*DOCUMENT EXTRACT:*
= Beginning of Section =
Cyber security groups use fake computers to trap hackers

January 1, 2015 4:25 pm

Cyber security groups use fake computers to trap hackers

Hannah Kuchler in San Francisco

A new breed of cyber security company is trying to lay traps to catch hackers and prevent damage, as old ways of preventing attacks are failing.

High-profile attacks on companies including Sony Pictures, JPMorgan and Home Depot last year, among hundreds of others, show hackers have become master hurdlers, able to jump both the firewalls erected around a corporate network and internal fences.

But companies are starting to use new approaches to deceive cyber criminals into attacking fake computers — complete with decoy software and files — to trap them. Hackers will be easy to spot because there is not meant to be any activity on the computers.

Security experts can then watch their behaviour to understand exactly what they are searching for and perhaps even who they are, so they can inform other threat detection systems.

A cyber security business that is part of this new wave is TrapX, an early stage Israeli start-up that launched its technology in the US last month, working with customers in the financial and retail sectors. It is suitable for the age of cloud and mobile computing that makes it easier for attackers to find a way into a network.

Carl Wright, executive vice-president and head of sales at TrapX, said the goal is to “bring back the doctrine that has existed since the beginning of warfare: deception”. Current cyber security defences are no longer suitable to defend against increasingly sophisticated hackers.

“It is as if we’re back in the 1500s with a castle that has a moat but our adversaries have aeroplanes and can parachute down,” he said.

Funded by BRM Capital, an Israeli venture capital company, and Silicon Valley-based Opus Capital, TrapX intends to broaden the scope of its fake environments next year, enabling customers to upload their own tables and data to trick intruders.

Mr Wright said TrapX software would have detected the cyber criminals who attacked Sony Pictures, where hackers are reported to have destroyed data on the computers before the company realised what was going on. Mr Wright said if any had issued orders to delete files on a decoy computer, they would have been caught immediately.

GuardiCore, another Israeli start-up, is using similar traps on servers in data centres, and Juniper Networks, the well-established US company, is working on what it calls “active defence” technologies following its acquisition of Mykonos software in 2012.

Lawrence Pingree, an analyst researching the cyber security industry at Gartner, said “deception as a defence strategy” would be a “trend of the next year”. He said large financial institutions and government agencies, both of which often have the most advanced cyber security technologies, are interested in using traps against cyber criminals.
= End of Section =
(Structured page parsing data)
= Beginning of Section =
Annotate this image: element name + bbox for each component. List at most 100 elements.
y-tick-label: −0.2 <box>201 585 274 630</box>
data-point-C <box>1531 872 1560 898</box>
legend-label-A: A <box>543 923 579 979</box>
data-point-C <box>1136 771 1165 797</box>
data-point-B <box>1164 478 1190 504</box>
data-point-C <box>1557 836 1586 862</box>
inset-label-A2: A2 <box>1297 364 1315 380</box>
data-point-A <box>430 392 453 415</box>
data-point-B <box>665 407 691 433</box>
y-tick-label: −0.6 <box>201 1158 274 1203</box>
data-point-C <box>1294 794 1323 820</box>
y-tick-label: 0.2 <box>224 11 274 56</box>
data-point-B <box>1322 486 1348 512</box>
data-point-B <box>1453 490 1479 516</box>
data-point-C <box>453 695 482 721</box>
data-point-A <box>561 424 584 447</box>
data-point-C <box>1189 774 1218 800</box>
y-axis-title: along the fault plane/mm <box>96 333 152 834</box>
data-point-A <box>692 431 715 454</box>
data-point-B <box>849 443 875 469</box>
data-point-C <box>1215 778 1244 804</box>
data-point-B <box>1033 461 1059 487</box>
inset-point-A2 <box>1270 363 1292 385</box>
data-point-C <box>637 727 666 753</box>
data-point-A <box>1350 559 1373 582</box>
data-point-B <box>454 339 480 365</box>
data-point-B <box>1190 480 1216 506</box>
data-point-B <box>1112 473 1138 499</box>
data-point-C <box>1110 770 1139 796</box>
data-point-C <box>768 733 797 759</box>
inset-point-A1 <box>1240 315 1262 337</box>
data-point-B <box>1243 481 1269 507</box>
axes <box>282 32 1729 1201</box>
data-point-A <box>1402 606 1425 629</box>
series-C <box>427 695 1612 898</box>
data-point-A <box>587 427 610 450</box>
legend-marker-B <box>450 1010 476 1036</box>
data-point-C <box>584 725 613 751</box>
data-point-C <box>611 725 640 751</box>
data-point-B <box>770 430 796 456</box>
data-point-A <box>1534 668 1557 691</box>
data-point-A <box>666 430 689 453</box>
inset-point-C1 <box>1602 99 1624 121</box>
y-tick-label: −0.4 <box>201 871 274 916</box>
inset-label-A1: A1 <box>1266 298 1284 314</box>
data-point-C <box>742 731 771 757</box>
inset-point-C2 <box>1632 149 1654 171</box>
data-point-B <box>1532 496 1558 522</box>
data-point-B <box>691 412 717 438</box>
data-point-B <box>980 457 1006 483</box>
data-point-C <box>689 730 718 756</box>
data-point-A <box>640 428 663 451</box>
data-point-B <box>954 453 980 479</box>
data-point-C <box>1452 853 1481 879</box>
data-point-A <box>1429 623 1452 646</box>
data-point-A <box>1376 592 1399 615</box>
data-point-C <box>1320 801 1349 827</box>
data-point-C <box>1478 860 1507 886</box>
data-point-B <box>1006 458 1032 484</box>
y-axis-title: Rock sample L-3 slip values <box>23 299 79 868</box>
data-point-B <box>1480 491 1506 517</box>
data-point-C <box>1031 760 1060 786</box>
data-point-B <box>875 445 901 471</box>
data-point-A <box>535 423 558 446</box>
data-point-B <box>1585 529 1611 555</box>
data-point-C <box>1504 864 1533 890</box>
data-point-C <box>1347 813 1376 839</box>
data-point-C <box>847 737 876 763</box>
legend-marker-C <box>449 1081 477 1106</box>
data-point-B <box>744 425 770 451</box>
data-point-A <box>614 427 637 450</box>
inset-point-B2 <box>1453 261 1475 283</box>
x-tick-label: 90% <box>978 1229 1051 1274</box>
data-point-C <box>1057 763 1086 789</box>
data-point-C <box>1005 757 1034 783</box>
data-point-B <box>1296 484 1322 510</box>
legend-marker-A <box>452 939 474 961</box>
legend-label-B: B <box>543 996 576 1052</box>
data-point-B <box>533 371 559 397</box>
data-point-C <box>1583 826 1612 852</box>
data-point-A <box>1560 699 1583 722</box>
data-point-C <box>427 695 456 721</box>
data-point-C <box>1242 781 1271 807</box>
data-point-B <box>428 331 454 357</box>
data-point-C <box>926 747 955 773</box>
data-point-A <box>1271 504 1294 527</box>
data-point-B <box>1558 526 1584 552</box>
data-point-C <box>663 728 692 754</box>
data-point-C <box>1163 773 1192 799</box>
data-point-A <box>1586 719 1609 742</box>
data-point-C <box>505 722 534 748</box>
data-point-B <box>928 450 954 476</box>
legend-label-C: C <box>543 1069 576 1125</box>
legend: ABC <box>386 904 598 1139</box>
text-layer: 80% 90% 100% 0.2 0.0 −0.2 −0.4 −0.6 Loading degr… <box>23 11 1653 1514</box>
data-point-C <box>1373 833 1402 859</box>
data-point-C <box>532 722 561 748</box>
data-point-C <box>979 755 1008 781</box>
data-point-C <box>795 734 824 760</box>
= End of Section =
*PROBLEM DETAILS:*
Write the next part of the article about cyber security groups using fake computers to trap hackers, starting after its last sentence.

*ANSWER TO THE EXERCISE:*
“I think it is something security technology providers need to focus on — how do they use products and technology to deceive,” he added.

Mr Pingree said the idea of luring online criminals to fake environments is not new but dates back to the invention of “honeypots” which were used in the early days of web security.

The difference with the new technologies is that they are “scalable” and require little interaction from security professionals, according to Allen Harper, executive vice-president of commercial cyber security and “chief hacker” at Tangible Security, which sells TrapX products. Mr Harper was involved in honeypots in the early 2000s but said the process had been manual and difficult to expand due to a shortage of experienced cyber security workers.

“It took an expert and there were only a few of them at the time,” said Mr Harper. “You had to watch that thing closely as if it got taken over and you didn’t plan for the way it got taken over it could be used against you — or even worse, against others.”

He said deceptive technology was an “important game changer” because it also improves existing protections, which often rely on matching a threat to a previously seen pattern, and help close up unknown holes in software, known as zero-days, if hackers are seen using them in these controlled environments. “It is like kryptonite, helping us fight back effectively,” he said.

GuardiCore is also automating the concept of a “honeypot” trap, this time for data centres, and is starting to build its presence in the US.

Pavel Gurvich, a co-founder at GuardiCore who has a background as a programmer for the Israeli defence forces, said deception was becoming easier because servers can now be reconfigured using software, rather than relying on someone to physically flick several switches.

“We see it as a tool to try to turn the tables on an attacker. The defenders are losing visibility and the attackers are gaining more and more information,” he said. “We’re trying to learn about the attacker and use the intelligence we get to stop him.”